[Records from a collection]
#####

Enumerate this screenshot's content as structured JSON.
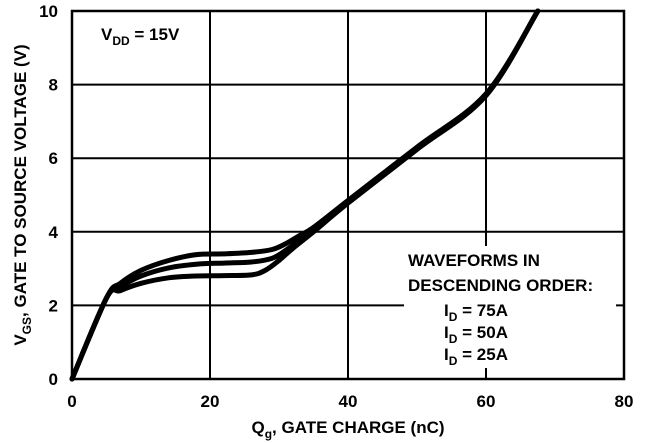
{
  "chart_data": {
    "type": "line",
    "xlabel_main": "Q",
    "xlabel_sub": "g",
    "xlabel_rest": ", GATE CHARGE (nC)",
    "ylabel_main": "V",
    "ylabel_sub": "GS",
    "ylabel_rest": ", GATE TO SOURCE VOLTAGE (V)",
    "xlim": [
      0,
      80
    ],
    "ylim": [
      0,
      10
    ],
    "x_ticks": [
      "0",
      "20",
      "40",
      "60",
      "80"
    ],
    "y_ticks": [
      "0",
      "2",
      "4",
      "6",
      "8",
      "10"
    ],
    "grid": true,
    "vdd_label": {
      "main": "V",
      "sub": "DD",
      "rest": " = 15V"
    },
    "legend": {
      "heading_line1": "WAVEFORMS IN",
      "heading_line2": "DESCENDING ORDER:",
      "entries": [
        {
          "main": "I",
          "sub": "D",
          "rest": " = 75A"
        },
        {
          "main": "I",
          "sub": "D",
          "rest": " = 50A"
        },
        {
          "main": "I",
          "sub": "D",
          "rest": " = 25A"
        }
      ]
    },
    "series": [
      {
        "name": "ID = 75A",
        "x": [
          0,
          5,
          7,
          10,
          14,
          18,
          22,
          26,
          29,
          31,
          33,
          35,
          40,
          50,
          60,
          67.5
        ],
        "y": [
          0,
          2.2,
          2.6,
          2.95,
          3.22,
          3.38,
          3.4,
          3.44,
          3.52,
          3.68,
          3.9,
          4.12,
          4.85,
          6.3,
          7.75,
          10
        ]
      },
      {
        "name": "ID = 50A",
        "x": [
          0,
          5,
          7,
          10,
          14,
          18,
          22,
          26,
          29,
          31,
          33,
          35,
          40,
          50,
          60,
          67.5
        ],
        "y": [
          0,
          2.2,
          2.5,
          2.8,
          3.02,
          3.12,
          3.15,
          3.18,
          3.28,
          3.5,
          3.78,
          4.05,
          4.82,
          6.28,
          7.72,
          10
        ]
      },
      {
        "name": "ID = 25A",
        "x": [
          0,
          5,
          7,
          10,
          14,
          18,
          22,
          26,
          28,
          30,
          32,
          35,
          40,
          50,
          60,
          67.5
        ],
        "y": [
          0,
          2.2,
          2.4,
          2.6,
          2.75,
          2.8,
          2.81,
          2.83,
          2.95,
          3.22,
          3.55,
          4.0,
          4.78,
          6.24,
          7.7,
          10
        ]
      }
    ]
  }
}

#####

_REQUEST:_ Copy the records exactly. Skip the pictures.

_EXERCISE RESULT:_
Enumerate this screenshot's content as structured JSON.
{
  "chart_data": {
    "type": "line",
    "xlabel_main": "Q",
    "xlabel_sub": "g",
    "xlabel_rest": ", GATE CHARGE (nC)",
    "ylabel_main": "V",
    "ylabel_sub": "GS",
    "ylabel_rest": ", GATE TO SOURCE VOLTAGE (V)",
    "xlim": [
      0,
      80
    ],
    "ylim": [
      0,
      10
    ],
    "x_ticks": [
      "0",
      "20",
      "40",
      "60",
      "80"
    ],
    "y_ticks": [
      "0",
      "2",
      "4",
      "6",
      "8",
      "10"
    ],
    "grid": true,
    "vdd_label": {
      "main": "V",
      "sub": "DD",
      "rest": " = 15V"
    },
    "legend": {
      "heading_line1": "WAVEFORMS IN",
      "heading_line2": "DESCENDING ORDER:",
      "entries": [
        {
          "main": "I",
          "sub": "D",
          "rest": " = 75A"
        },
        {
          "main": "I",
          "sub": "D",
          "rest": " = 50A"
        },
        {
          "main": "I",
          "sub": "D",
          "rest": " = 25A"
        }
      ]
    },
    "series": [
      {
        "name": "ID = 75A",
        "x": [
          0,
          5,
          7,
          10,
          14,
          18,
          22,
          26,
          29,
          31,
          33,
          35,
          40,
          50,
          60,
          67.5
        ],
        "y": [
          0,
          2.2,
          2.6,
          2.95,
          3.22,
          3.38,
          3.4,
          3.44,
          3.52,
          3.68,
          3.9,
          4.12,
          4.85,
          6.3,
          7.75,
          10
        ]
      },
      {
        "name": "ID = 50A",
        "x": [
          0,
          5,
          7,
          10,
          14,
          18,
          22,
          26,
          29,
          31,
          33,
          35,
          40,
          50,
          60,
          67.5
        ],
        "y": [
          0,
          2.2,
          2.5,
          2.8,
          3.02,
          3.12,
          3.15,
          3.18,
          3.28,
          3.5,
          3.78,
          4.05,
          4.82,
          6.28,
          7.72,
          10
        ]
      },
      {
        "name": "ID = 25A",
        "x": [
          0,
          5,
          7,
          10,
          14,
          18,
          22,
          26,
          28,
          30,
          32,
          35,
          40,
          50,
          60,
          67.5
        ],
        "y": [
          0,
          2.2,
          2.4,
          2.6,
          2.75,
          2.8,
          2.81,
          2.83,
          2.95,
          3.22,
          3.55,
          4.0,
          4.78,
          6.24,
          7.7,
          10
        ]
      }
    ]
  }
}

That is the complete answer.